## RECORD EXTRACTS

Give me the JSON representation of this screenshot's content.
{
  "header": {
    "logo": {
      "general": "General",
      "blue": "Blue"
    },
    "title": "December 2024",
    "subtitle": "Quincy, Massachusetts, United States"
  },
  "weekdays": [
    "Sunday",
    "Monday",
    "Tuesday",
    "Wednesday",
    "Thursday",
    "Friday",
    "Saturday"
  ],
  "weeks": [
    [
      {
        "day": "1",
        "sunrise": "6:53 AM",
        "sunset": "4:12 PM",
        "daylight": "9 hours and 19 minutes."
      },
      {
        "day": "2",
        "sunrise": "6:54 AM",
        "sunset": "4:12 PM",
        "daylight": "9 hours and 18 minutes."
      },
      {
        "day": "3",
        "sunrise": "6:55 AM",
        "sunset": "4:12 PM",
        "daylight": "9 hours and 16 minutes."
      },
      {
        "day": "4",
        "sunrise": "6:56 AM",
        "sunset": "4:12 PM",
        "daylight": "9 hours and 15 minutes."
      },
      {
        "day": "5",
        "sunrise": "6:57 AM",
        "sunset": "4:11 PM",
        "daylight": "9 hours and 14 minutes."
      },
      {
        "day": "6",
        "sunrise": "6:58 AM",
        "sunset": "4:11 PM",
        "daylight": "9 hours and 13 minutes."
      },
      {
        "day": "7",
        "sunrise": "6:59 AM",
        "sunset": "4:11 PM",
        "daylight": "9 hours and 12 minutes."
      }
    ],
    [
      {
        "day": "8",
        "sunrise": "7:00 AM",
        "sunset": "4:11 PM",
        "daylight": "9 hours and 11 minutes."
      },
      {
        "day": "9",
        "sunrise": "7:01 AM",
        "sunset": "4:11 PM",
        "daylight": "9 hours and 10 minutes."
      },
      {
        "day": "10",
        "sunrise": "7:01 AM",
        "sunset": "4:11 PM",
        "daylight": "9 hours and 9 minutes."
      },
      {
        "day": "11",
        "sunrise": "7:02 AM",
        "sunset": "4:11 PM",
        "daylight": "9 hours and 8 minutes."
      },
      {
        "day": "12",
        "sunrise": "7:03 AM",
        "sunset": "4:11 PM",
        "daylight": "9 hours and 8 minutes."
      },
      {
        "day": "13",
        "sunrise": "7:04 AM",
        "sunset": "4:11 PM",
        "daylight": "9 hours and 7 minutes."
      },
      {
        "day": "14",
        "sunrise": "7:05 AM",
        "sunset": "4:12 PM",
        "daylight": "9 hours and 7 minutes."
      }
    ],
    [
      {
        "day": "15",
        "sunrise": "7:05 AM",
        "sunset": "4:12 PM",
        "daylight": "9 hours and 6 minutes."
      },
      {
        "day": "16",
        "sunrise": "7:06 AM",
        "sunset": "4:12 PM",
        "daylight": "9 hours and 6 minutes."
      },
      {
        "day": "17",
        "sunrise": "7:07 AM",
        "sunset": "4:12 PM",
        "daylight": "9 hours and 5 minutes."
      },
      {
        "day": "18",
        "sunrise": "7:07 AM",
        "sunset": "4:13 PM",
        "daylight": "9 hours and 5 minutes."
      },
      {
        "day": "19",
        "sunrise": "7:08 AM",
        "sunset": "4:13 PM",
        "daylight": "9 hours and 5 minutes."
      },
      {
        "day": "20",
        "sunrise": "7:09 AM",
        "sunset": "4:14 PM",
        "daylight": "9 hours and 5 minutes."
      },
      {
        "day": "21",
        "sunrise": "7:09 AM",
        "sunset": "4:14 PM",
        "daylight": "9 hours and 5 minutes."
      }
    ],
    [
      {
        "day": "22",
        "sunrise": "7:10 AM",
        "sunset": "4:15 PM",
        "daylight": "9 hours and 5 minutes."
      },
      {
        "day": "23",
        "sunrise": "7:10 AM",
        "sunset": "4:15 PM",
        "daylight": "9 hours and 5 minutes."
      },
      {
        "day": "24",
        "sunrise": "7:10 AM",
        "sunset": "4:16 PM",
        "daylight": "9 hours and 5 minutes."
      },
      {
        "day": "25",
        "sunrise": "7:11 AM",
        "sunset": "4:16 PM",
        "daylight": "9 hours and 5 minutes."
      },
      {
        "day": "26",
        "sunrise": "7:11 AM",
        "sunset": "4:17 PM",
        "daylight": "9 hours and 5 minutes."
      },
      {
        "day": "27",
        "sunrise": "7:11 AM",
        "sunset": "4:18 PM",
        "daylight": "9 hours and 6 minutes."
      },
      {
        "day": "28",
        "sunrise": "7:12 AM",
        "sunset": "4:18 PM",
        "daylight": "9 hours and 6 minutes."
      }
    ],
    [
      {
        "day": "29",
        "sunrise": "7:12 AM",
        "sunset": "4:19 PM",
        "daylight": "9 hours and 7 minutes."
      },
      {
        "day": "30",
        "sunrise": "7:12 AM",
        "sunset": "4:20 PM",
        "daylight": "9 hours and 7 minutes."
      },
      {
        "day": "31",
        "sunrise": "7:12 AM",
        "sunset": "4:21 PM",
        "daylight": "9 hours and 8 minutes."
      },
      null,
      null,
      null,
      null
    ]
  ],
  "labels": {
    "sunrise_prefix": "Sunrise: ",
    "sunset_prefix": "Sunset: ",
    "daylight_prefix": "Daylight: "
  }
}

## AIM
Transcribe the whole listing with nothing added or left out.

## CORRECT OUTPUT
Give me the JSON representation of this screenshot's content.
{
  "header": {
    "logo": {
      "general": "General",
      "blue": "Blue"
    },
    "title": "December 2024",
    "subtitle": "Quincy, Massachusetts, United States"
  },
  "weekdays": [
    "Sunday",
    "Monday",
    "Tuesday",
    "Wednesday",
    "Thursday",
    "Friday",
    "Saturday"
  ],
  "weeks": [
    [
      {
        "day": "1",
        "sunrise": "6:53 AM",
        "sunset": "4:12 PM",
        "daylight": "9 hours and 19 minutes."
      },
      {
        "day": "2",
        "sunrise": "6:54 AM",
        "sunset": "4:12 PM",
        "daylight": "9 hours and 18 minutes."
      },
      {
        "day": "3",
        "sunrise": "6:55 AM",
        "sunset": "4:12 PM",
        "daylight": "9 hours and 16 minutes."
      },
      {
        "day": "4",
        "sunrise": "6:56 AM",
        "sunset": "4:12 PM",
        "daylight": "9 hours and 15 minutes."
      },
      {
        "day": "5",
        "sunrise": "6:57 AM",
        "sunset": "4:11 PM",
        "daylight": "9 hours and 14 minutes."
      },
      {
        "day": "6",
        "sunrise": "6:58 AM",
        "sunset": "4:11 PM",
        "daylight": "9 hours and 13 minutes."
      },
      {
        "day": "7",
        "sunrise": "6:59 AM",
        "sunset": "4:11 PM",
        "daylight": "9 hours and 12 minutes."
      }
    ],
    [
      {
        "day": "8",
        "sunrise": "7:00 AM",
        "sunset": "4:11 PM",
        "daylight": "9 hours and 11 minutes."
      },
      {
        "day": "9",
        "sunrise": "7:01 AM",
        "sunset": "4:11 PM",
        "daylight": "9 hours and 10 minutes."
      },
      {
        "day": "10",
        "sunrise": "7:01 AM",
        "sunset": "4:11 PM",
        "daylight": "9 hours and 9 minutes."
      },
      {
        "day": "11",
        "sunrise": "7:02 AM",
        "sunset": "4:11 PM",
        "daylight": "9 hours and 8 minutes."
      },
      {
        "day": "12",
        "sunrise": "7:03 AM",
        "sunset": "4:11 PM",
        "daylight": "9 hours and 8 minutes."
      },
      {
        "day": "13",
        "sunrise": "7:04 AM",
        "sunset": "4:11 PM",
        "daylight": "9 hours and 7 minutes."
      },
      {
        "day": "14",
        "sunrise": "7:05 AM",
        "sunset": "4:12 PM",
        "daylight": "9 hours and 7 minutes."
      }
    ],
    [
      {
        "day": "15",
        "sunrise": "7:05 AM",
        "sunset": "4:12 PM",
        "daylight": "9 hours and 6 minutes."
      },
      {
        "day": "16",
        "sunrise": "7:06 AM",
        "sunset": "4:12 PM",
        "daylight": "9 hours and 6 minutes."
      },
      {
        "day": "17",
        "sunrise": "7:07 AM",
        "sunset": "4:12 PM",
        "daylight": "9 hours and 5 minutes."
      },
      {
        "day": "18",
        "sunrise": "7:07 AM",
        "sunset": "4:13 PM",
        "daylight": "9 hours and 5 minutes."
      },
      {
        "day": "19",
        "sunrise": "7:08 AM",
        "sunset": "4:13 PM",
        "daylight": "9 hours and 5 minutes."
      },
      {
        "day": "20",
        "sunrise": "7:09 AM",
        "sunset": "4:14 PM",
        "daylight": "9 hours and 5 minutes."
      },
      {
        "day": "21",
        "sunrise": "7:09 AM",
        "sunset": "4:14 PM",
        "daylight": "9 hours and 5 minutes."
      }
    ],
    [
      {
        "day": "22",
        "sunrise": "7:10 AM",
        "sunset": "4:15 PM",
        "daylight": "9 hours and 5 minutes."
      },
      {
        "day": "23",
        "sunrise": "7:10 AM",
        "sunset": "4:15 PM",
        "daylight": "9 hours and 5 minutes."
      },
      {
        "day": "24",
        "sunrise": "7:10 AM",
        "sunset": "4:16 PM",
        "daylight": "9 hours and 5 minutes."
      },
      {
        "day": "25",
        "sunrise": "7:11 AM",
        "sunset": "4:16 PM",
        "daylight": "9 hours and 5 minutes."
      },
      {
        "day": "26",
        "sunrise": "7:11 AM",
        "sunset": "4:17 PM",
        "daylight": "9 hours and 5 minutes."
      },
      {
        "day": "27",
        "sunrise": "7:11 AM",
        "sunset": "4:18 PM",
        "daylight": "9 hours and 6 minutes."
      },
      {
        "day": "28",
        "sunrise": "7:12 AM",
        "sunset": "4:18 PM",
        "daylight": "9 hours and 6 minutes."
      }
    ],
    [
      {
        "day": "29",
        "sunrise": "7:12 AM",
        "sunset": "4:19 PM",
        "daylight": "9 hours and 7 minutes."
      },
      {
        "day": "30",
        "sunrise": "7:12 AM",
        "sunset": "4:20 PM",
        "daylight": "9 hours and 7 minutes."
      },
      {
        "day": "31",
        "sunrise": "7:12 AM",
        "sunset": "4:21 PM",
        "daylight": "9 hours and 8 minutes."
      },
      null,
      null,
      null,
      null
    ]
  ],
  "labels": {
    "sunrise_prefix": "Sunrise: ",
    "sunset_prefix": "Sunset: ",
    "daylight_prefix": "Daylight: "
  }
}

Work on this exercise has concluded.